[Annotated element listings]
--- START ---
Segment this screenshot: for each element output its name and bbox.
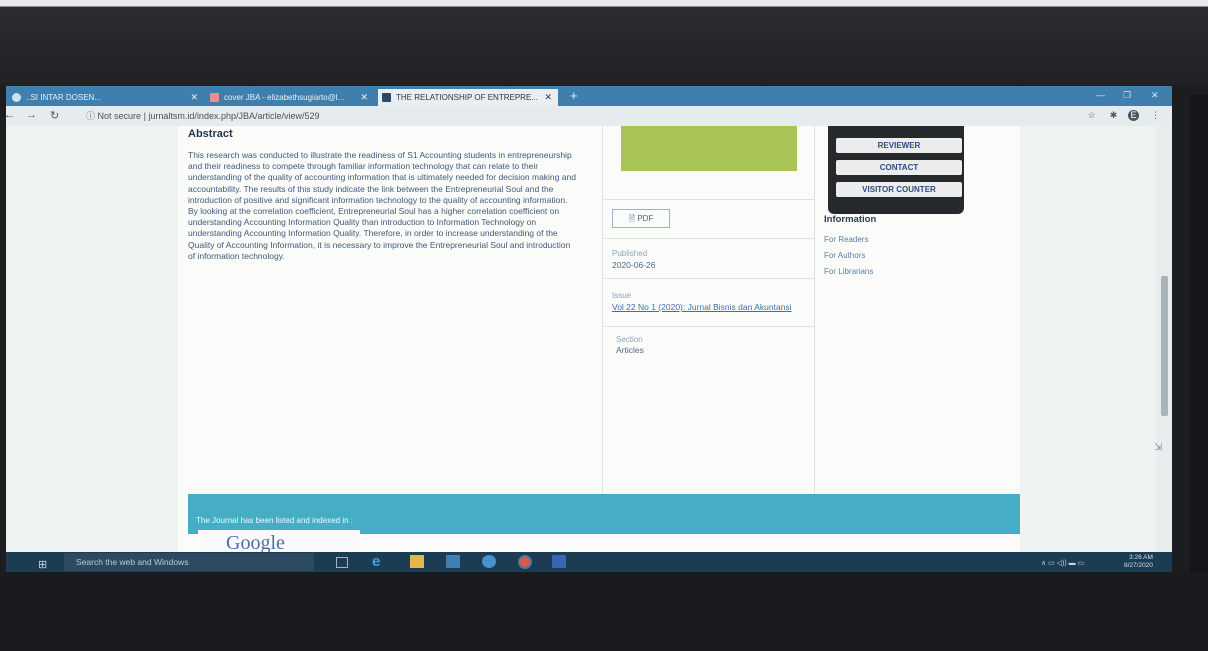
menu-kebab-icon[interactable]: ⋮ [1150, 110, 1161, 121]
new-tab-button[interactable]: + [570, 88, 578, 103]
detail-divider [604, 199, 814, 200]
gmail-icon [210, 93, 219, 102]
section-value: Articles [616, 345, 644, 355]
security-label: Not secure [97, 111, 142, 121]
tab-article[interactable]: THE RELATIONSHIP OF ENTREPRE... ✕ [378, 89, 558, 106]
visitor-counter-button[interactable]: VISITOR COUNTER [834, 180, 964, 199]
chrome-icon[interactable] [518, 555, 532, 569]
reviewer-button[interactable]: REVIEWER [834, 136, 964, 155]
laptop-screen: ..SI INTAR DOSEN... ✕ cover JBA - elizab… [6, 86, 1172, 572]
word-icon[interactable] [552, 555, 566, 568]
close-window-icon[interactable]: ✕ [1151, 90, 1159, 101]
close-icon[interactable]: ✕ [544, 89, 552, 106]
clock-time: 3:26 AM [1129, 554, 1153, 561]
browser-tab-bar: ..SI INTAR DOSEN... ✕ cover JBA - elizab… [6, 86, 1172, 106]
tab-favicon-icon [12, 93, 21, 102]
google-scholar-logo[interactable]: Google [198, 530, 360, 554]
address-bar: ← → ↻ ⓘ Not secure | jurnaltsm.id/index.… [6, 106, 1172, 126]
detail-divider [604, 238, 814, 239]
windows-start-icon[interactable]: ⊞ [38, 558, 47, 571]
pdf-label: PDF [637, 214, 654, 223]
edge-browser-icon[interactable]: e [372, 554, 386, 569]
forward-arrow-icon[interactable]: → [26, 109, 37, 121]
column-divider [814, 126, 815, 506]
taskbar-clock[interactable]: 3:26 AM 8/27/2020 [1124, 554, 1153, 570]
store-icon[interactable] [446, 555, 460, 568]
column-divider [602, 126, 603, 506]
tab-label: ..SI INTAR DOSEN... [26, 93, 101, 102]
issue-label: Issue [612, 291, 632, 300]
detail-divider [604, 326, 814, 327]
issue-link[interactable]: Vol 22 No 1 (2020): Jurnal Bisnis dan Ak… [612, 302, 792, 312]
monitor-bottom-bezel [0, 572, 1208, 651]
journal-favicon-icon [382, 93, 391, 102]
abstract-heading: Abstract [188, 128, 233, 140]
for-librarians-link[interactable]: For Librarians [824, 267, 873, 276]
close-icon[interactable]: ✕ [190, 89, 198, 106]
mouse-cursor-icon: ⇲ [1154, 442, 1163, 453]
extensions-icon[interactable]: ✱ [1108, 110, 1119, 121]
indexed-text: The Journal has been listed and indexed … [196, 516, 353, 525]
for-readers-link[interactable]: For Readers [824, 235, 868, 244]
info-icon: ⓘ [86, 111, 96, 121]
for-authors-link[interactable]: For Authors [824, 251, 865, 260]
minimize-icon[interactable]: — [1096, 90, 1105, 100]
information-heading: Information [824, 214, 877, 225]
journal-cover-image[interactable] [621, 126, 797, 171]
tab-gmail[interactable]: cover JBA - elizabethsugiarto@l... ✕ [206, 89, 374, 106]
profile-avatar-icon[interactable]: E [1128, 110, 1139, 121]
close-icon[interactable]: ✕ [360, 89, 368, 106]
url-field[interactable]: ⓘ Not secure | jurnaltsm.id/index.php/JB… [86, 108, 320, 124]
back-arrow-icon[interactable]: ← [6, 109, 15, 121]
url-text: jurnaltsm.id/index.php/JBA/article/view/… [148, 111, 320, 121]
indexing-footer-band [188, 494, 1020, 534]
detail-divider [604, 278, 814, 279]
published-label: Published [612, 249, 648, 258]
section-label: Section [616, 335, 643, 344]
abstract-text: This research was conducted to illustrat… [188, 150, 576, 261]
monitor-top-bezel [0, 0, 1208, 85]
reload-icon[interactable]: ↻ [50, 109, 59, 122]
tab-label: cover JBA - elizabethsugiarto@l... [224, 93, 345, 102]
mail-app-icon[interactable] [482, 555, 496, 568]
contact-button[interactable]: CONTACT [834, 158, 964, 177]
system-tray-icons[interactable]: ∧ ▭ ◁)) ▬ ▭ [1041, 559, 1084, 567]
task-view-icon[interactable] [336, 557, 348, 568]
scrollbar-thumb[interactable] [1161, 276, 1168, 416]
taskbar-search-box[interactable]: Search the web and Windows [64, 553, 314, 571]
tab-label: THE RELATIONSHIP OF ENTREPRE... [396, 93, 538, 102]
maximize-icon[interactable]: ❐ [1123, 90, 1131, 101]
star-icon[interactable]: ☆ [1086, 110, 1097, 121]
pdf-download-button[interactable]: 🗎 PDF [612, 209, 670, 228]
published-date: 2020-06-26 [612, 260, 656, 270]
file-explorer-icon[interactable] [410, 555, 424, 568]
clock-date: 8/27/2020 [1124, 562, 1153, 569]
tab-siintar[interactable]: ..SI INTAR DOSEN... ✕ [8, 89, 204, 106]
monitor-right-bezel [1190, 95, 1208, 575]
--- END ---
SHORT TASK
Retype every one of these lines exactly, omitting the pictures from your answer.

FINISHED TASK
Segment this screenshot: for each element output its name and bbox.
menu-kebab-icon[interactable]: ⋮ [1150, 110, 1161, 121]
new-tab-button[interactable]: + [570, 88, 578, 103]
detail-divider [604, 199, 814, 200]
gmail-icon [210, 93, 219, 102]
section-value: Articles [616, 345, 644, 355]
security-label: Not secure [97, 111, 142, 121]
tab-article[interactable]: THE RELATIONSHIP OF ENTREPRE... ✕ [378, 89, 558, 106]
visitor-counter-button[interactable]: VISITOR COUNTER [834, 180, 964, 199]
chrome-icon[interactable] [518, 555, 532, 569]
reviewer-button[interactable]: REVIEWER [834, 136, 964, 155]
laptop-screen: ..SI INTAR DOSEN... ✕ cover JBA - elizab… [6, 86, 1172, 572]
word-icon[interactable] [552, 555, 566, 568]
close-window-icon[interactable]: ✕ [1151, 90, 1159, 101]
close-icon[interactable]: ✕ [544, 89, 552, 106]
clock-time: 3:26 AM [1129, 554, 1153, 561]
browser-tab-bar: ..SI INTAR DOSEN... ✕ cover JBA - elizab… [6, 86, 1172, 106]
tab-favicon-icon [12, 93, 21, 102]
google-scholar-logo[interactable]: Google [198, 530, 360, 554]
address-bar: ← → ↻ ⓘ Not secure | jurnaltsm.id/index.… [6, 106, 1172, 126]
detail-divider [604, 238, 814, 239]
windows-start-icon[interactable]: ⊞ [38, 558, 47, 571]
pdf-label: PDF [637, 214, 654, 223]
edge-browser-icon[interactable]: e [372, 554, 386, 569]
forward-arrow-icon[interactable]: → [26, 109, 37, 121]
column-divider [814, 126, 815, 506]
taskbar-clock[interactable]: 3:26 AM 8/27/2020 [1124, 554, 1153, 570]
store-icon[interactable] [446, 555, 460, 568]
column-divider [602, 126, 603, 506]
tab-label: ..SI INTAR DOSEN... [26, 93, 101, 102]
issue-label: Issue [612, 291, 632, 300]
detail-divider [604, 326, 814, 327]
issue-link[interactable]: Vol 22 No 1 (2020): Jurnal Bisnis dan Ak… [612, 302, 792, 312]
monitor-bottom-bezel [0, 572, 1208, 651]
journal-favicon-icon [382, 93, 391, 102]
abstract-heading: Abstract [188, 128, 233, 140]
for-librarians-link[interactable]: For Librarians [824, 267, 873, 276]
close-icon[interactable]: ✕ [190, 89, 198, 106]
mouse-cursor-icon: ⇲ [1154, 442, 1163, 453]
extensions-icon[interactable]: ✱ [1108, 110, 1119, 121]
indexed-text: The Journal has been listed and indexed … [196, 516, 353, 525]
for-readers-link[interactable]: For Readers [824, 235, 868, 244]
info-icon: ⓘ [86, 111, 96, 121]
for-authors-link[interactable]: For Authors [824, 251, 865, 260]
minimize-icon[interactable]: — [1096, 90, 1105, 100]
information-heading: Information [824, 214, 877, 225]
journal-cover-image[interactable] [621, 126, 797, 171]
tab-gmail[interactable]: cover JBA - elizabethsugiarto@l... ✕ [206, 89, 374, 106]
profile-avatar-icon[interactable]: E [1128, 110, 1139, 121]
close-icon[interactable]: ✕ [360, 89, 368, 106]
url-field[interactable]: ⓘ Not secure | jurnaltsm.id/index.php/JB… [86, 108, 320, 124]
back-arrow-icon[interactable]: ← [6, 109, 15, 121]
url-text: jurnaltsm.id/index.php/JBA/article/view/… [148, 111, 320, 121]
indexing-footer-band [188, 494, 1020, 534]
detail-divider [604, 278, 814, 279]
published-label: Published [612, 249, 648, 258]
section-label: Section [616, 335, 643, 344]
abstract-text: This research was conducted to illustrat… [188, 150, 576, 261]
monitor-top-bezel [0, 0, 1208, 85]
reload-icon[interactable]: ↻ [50, 109, 59, 122]
tab-label: cover JBA - elizabethsugiarto@l... [224, 93, 345, 102]
mail-app-icon[interactable] [482, 555, 496, 568]
contact-button[interactable]: CONTACT [834, 158, 964, 177]
system-tray-icons[interactable]: ∧ ▭ ◁)) ▬ ▭ [1041, 559, 1084, 567]
task-view-icon[interactable] [336, 557, 348, 568]
scrollbar-thumb[interactable] [1161, 276, 1168, 416]
taskbar-search-box[interactable]: Search the web and Windows [64, 553, 314, 571]
tab-label: THE RELATIONSHIP OF ENTREPRE... [396, 93, 538, 102]
maximize-icon[interactable]: ❐ [1123, 90, 1131, 101]
star-icon[interactable]: ☆ [1086, 110, 1097, 121]
pdf-download-button[interactable]: 🗎 PDF [612, 209, 670, 228]
published-date: 2020-06-26 [612, 260, 656, 270]
file-explorer-icon[interactable] [410, 555, 424, 568]
clock-date: 8/27/2020 [1124, 562, 1153, 569]
tab-siintar[interactable]: ..SI INTAR DOSEN... ✕ [8, 89, 204, 106]
monitor-right-bezel [1190, 95, 1208, 575]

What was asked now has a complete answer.